> _Exercise directions_: Transcribe the records below exactly as they appear.

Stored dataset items
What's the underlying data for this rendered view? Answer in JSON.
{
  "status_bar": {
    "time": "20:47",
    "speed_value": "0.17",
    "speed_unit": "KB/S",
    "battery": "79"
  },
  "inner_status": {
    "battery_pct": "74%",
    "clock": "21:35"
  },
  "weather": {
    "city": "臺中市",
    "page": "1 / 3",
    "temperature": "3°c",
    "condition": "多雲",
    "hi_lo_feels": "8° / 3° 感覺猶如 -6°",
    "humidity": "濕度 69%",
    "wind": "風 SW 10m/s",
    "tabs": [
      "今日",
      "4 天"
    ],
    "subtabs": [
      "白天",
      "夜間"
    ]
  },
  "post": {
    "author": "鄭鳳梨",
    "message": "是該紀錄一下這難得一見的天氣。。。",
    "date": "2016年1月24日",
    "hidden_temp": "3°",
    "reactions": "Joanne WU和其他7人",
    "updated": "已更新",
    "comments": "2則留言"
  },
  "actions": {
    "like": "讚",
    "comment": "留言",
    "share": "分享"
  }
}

> _The result_:
What's the underlying data for this rendered view? Answer in JSON.
{
  "status_bar": {
    "time": "20:47",
    "speed_value": "0.17",
    "speed_unit": "KB/S",
    "battery": "79"
  },
  "inner_status": {
    "battery_pct": "74%",
    "clock": "21:35"
  },
  "weather": {
    "city": "臺中市",
    "page": "1 / 3",
    "temperature": "3°c",
    "condition": "多雲",
    "hi_lo_feels": "8° / 3° 感覺猶如 -6°",
    "humidity": "濕度 69%",
    "wind": "風 SW 10m/s",
    "tabs": [
      "今日",
      "4 天"
    ],
    "subtabs": [
      "白天",
      "夜間"
    ]
  },
  "post": {
    "author": "鄭鳳梨",
    "message": "是該紀錄一下這難得一見的天氣。。。",
    "date": "2016年1月24日",
    "hidden_temp": "3°",
    "reactions": "Joanne WU和其他7人",
    "updated": "已更新",
    "comments": "2則留言"
  },
  "actions": {
    "like": "讚",
    "comment": "留言",
    "share": "分享"
  }
}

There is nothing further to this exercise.